__REQUIRED TASK__.
Make an exact transcription of the material, leaving out all images.

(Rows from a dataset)
START
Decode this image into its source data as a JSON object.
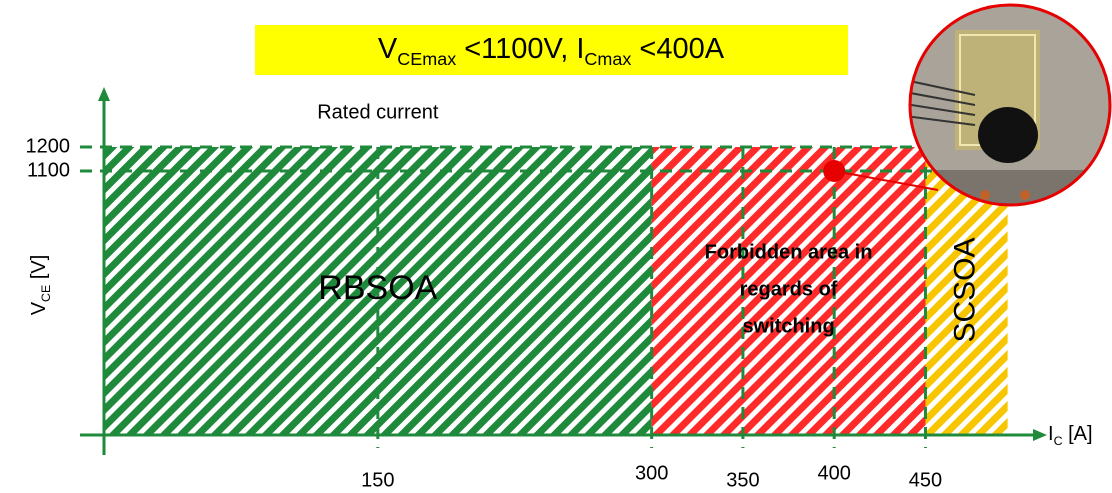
{
  "chart_data": {
    "type": "region",
    "title_parts": [
      "V",
      "CEmax",
      " <1100V, I",
      "Cmax",
      " <400A"
    ],
    "x_label_parts": [
      "I",
      "C",
      " [A]"
    ],
    "y_label_parts": [
      "V",
      "CE",
      " [V]"
    ],
    "annotation": "Rated current",
    "xlim": [
      0,
      510
    ],
    "ylim": [
      0,
      1400
    ],
    "xticks": [
      150,
      300,
      350,
      400,
      450
    ],
    "yticks": [
      1100,
      1200
    ],
    "grid": true,
    "regions": [
      {
        "name": [
          "RBSOA"
        ],
        "color": "#1f8a3b",
        "x": [
          0,
          300
        ],
        "y": [
          0,
          1200
        ]
      },
      {
        "name": [
          "Forbidden area in",
          "regards of",
          "switching"
        ],
        "color": "#ff2b2b",
        "x": [
          300,
          450
        ],
        "y": [
          0,
          1200
        ]
      },
      {
        "name": [
          "SCSOA"
        ],
        "color": "#f7c600",
        "x": [
          450,
          495
        ],
        "y": [
          0,
          1200
        ]
      }
    ],
    "marker": {
      "x": 400,
      "y": 1100,
      "color": "#e60000"
    }
  }
}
END
__FULL ANSWER__.
Decode this image into its source data as a JSON object.
{
  "chart_data": {
    "type": "region",
    "title_parts": [
      "V",
      "CEmax",
      " <1100V, I",
      "Cmax",
      " <400A"
    ],
    "x_label_parts": [
      "I",
      "C",
      " [A]"
    ],
    "y_label_parts": [
      "V",
      "CE",
      " [V]"
    ],
    "annotation": "Rated current",
    "xlim": [
      0,
      510
    ],
    "ylim": [
      0,
      1400
    ],
    "xticks": [
      150,
      300,
      350,
      400,
      450
    ],
    "yticks": [
      1100,
      1200
    ],
    "grid": true,
    "regions": [
      {
        "name": [
          "RBSOA"
        ],
        "color": "#1f8a3b",
        "x": [
          0,
          300
        ],
        "y": [
          0,
          1200
        ]
      },
      {
        "name": [
          "Forbidden area in",
          "regards of",
          "switching"
        ],
        "color": "#ff2b2b",
        "x": [
          300,
          450
        ],
        "y": [
          0,
          1200
        ]
      },
      {
        "name": [
          "SCSOA"
        ],
        "color": "#f7c600",
        "x": [
          450,
          495
        ],
        "y": [
          0,
          1200
        ]
      }
    ],
    "marker": {
      "x": 400,
      "y": 1100,
      "color": "#e60000"
    }
  }
}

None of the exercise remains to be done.